— Start EXCERPTED DATA —

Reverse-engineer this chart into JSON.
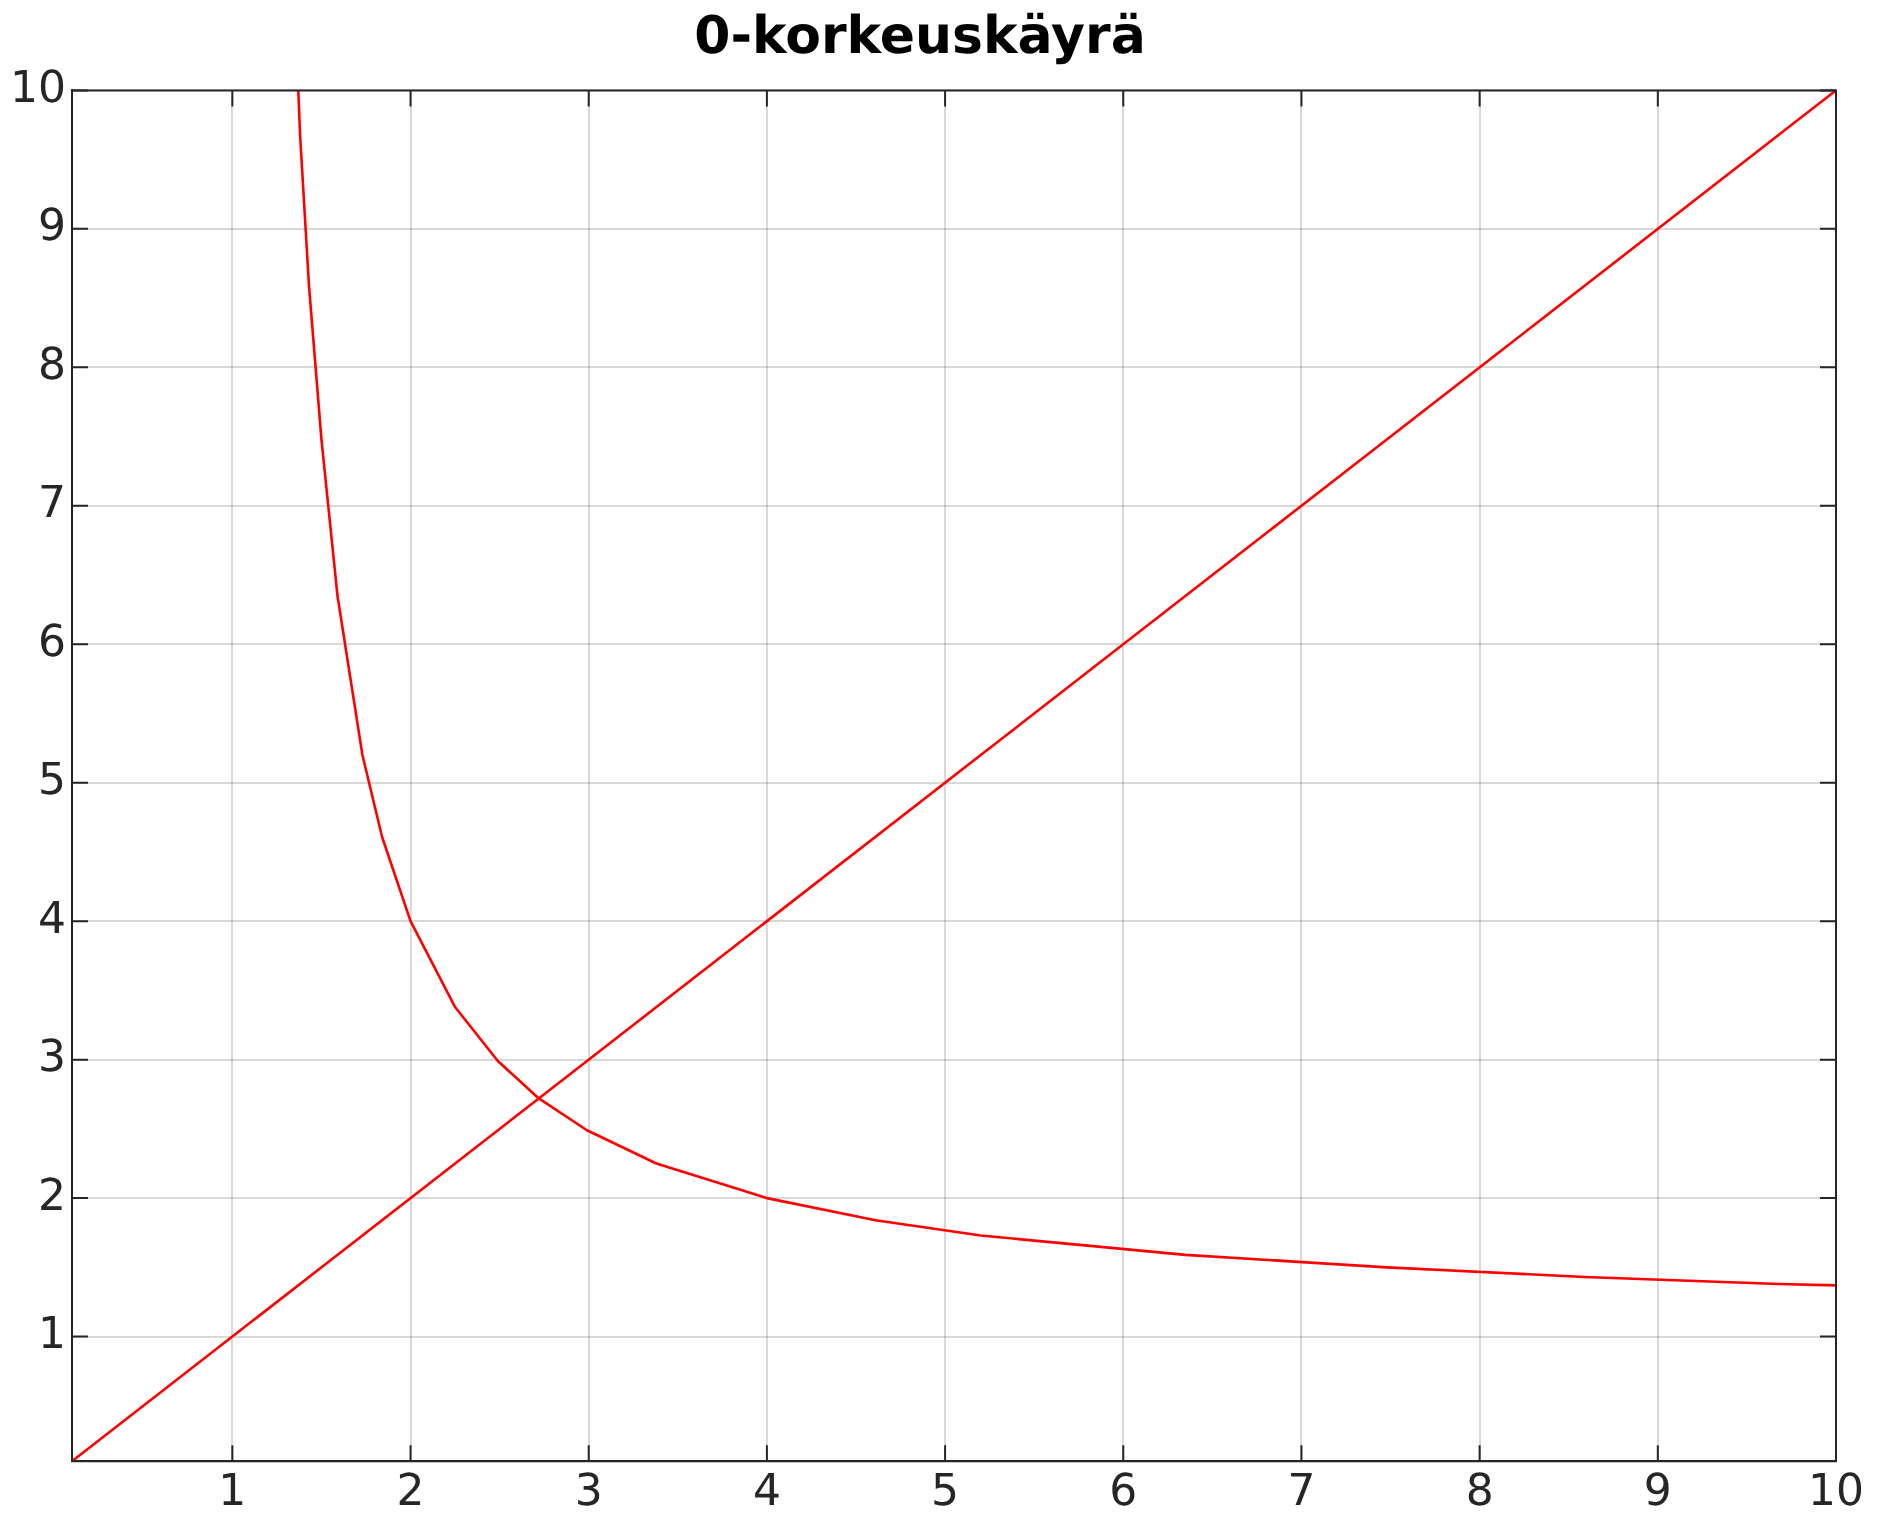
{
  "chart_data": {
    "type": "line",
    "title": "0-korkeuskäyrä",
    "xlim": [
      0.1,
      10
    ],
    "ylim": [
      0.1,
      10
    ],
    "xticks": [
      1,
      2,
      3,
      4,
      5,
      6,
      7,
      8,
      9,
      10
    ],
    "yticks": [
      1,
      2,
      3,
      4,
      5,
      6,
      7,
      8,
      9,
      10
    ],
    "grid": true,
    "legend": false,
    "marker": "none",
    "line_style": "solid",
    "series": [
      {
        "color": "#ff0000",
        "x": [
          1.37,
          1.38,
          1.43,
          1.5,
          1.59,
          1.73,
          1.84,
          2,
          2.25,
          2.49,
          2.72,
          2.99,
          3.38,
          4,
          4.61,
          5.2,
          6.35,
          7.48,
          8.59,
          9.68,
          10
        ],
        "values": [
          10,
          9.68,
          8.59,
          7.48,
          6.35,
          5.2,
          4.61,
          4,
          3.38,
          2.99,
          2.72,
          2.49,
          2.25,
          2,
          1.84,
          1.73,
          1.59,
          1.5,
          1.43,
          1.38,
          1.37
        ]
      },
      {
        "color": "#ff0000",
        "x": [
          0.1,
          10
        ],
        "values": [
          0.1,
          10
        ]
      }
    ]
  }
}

— End EXCERPTED DATA —

▶ _REQUIRED WORK_
Write the full listing out again with every line unchanged, but include no pictures.

▶ _FINISHED EXERCISE_
Reverse-engineer this chart into JSON.
{
  "chart_data": {
    "type": "line",
    "title": "0-korkeuskäyrä",
    "xlim": [
      0.1,
      10
    ],
    "ylim": [
      0.1,
      10
    ],
    "xticks": [
      1,
      2,
      3,
      4,
      5,
      6,
      7,
      8,
      9,
      10
    ],
    "yticks": [
      1,
      2,
      3,
      4,
      5,
      6,
      7,
      8,
      9,
      10
    ],
    "grid": true,
    "legend": false,
    "marker": "none",
    "line_style": "solid",
    "series": [
      {
        "color": "#ff0000",
        "x": [
          1.37,
          1.38,
          1.43,
          1.5,
          1.59,
          1.73,
          1.84,
          2,
          2.25,
          2.49,
          2.72,
          2.99,
          3.38,
          4,
          4.61,
          5.2,
          6.35,
          7.48,
          8.59,
          9.68,
          10
        ],
        "values": [
          10,
          9.68,
          8.59,
          7.48,
          6.35,
          5.2,
          4.61,
          4,
          3.38,
          2.99,
          2.72,
          2.49,
          2.25,
          2,
          1.84,
          1.73,
          1.59,
          1.5,
          1.43,
          1.38,
          1.37
        ]
      },
      {
        "color": "#ff0000",
        "x": [
          0.1,
          10
        ],
        "values": [
          0.1,
          10
        ]
      }
    ]
  }
}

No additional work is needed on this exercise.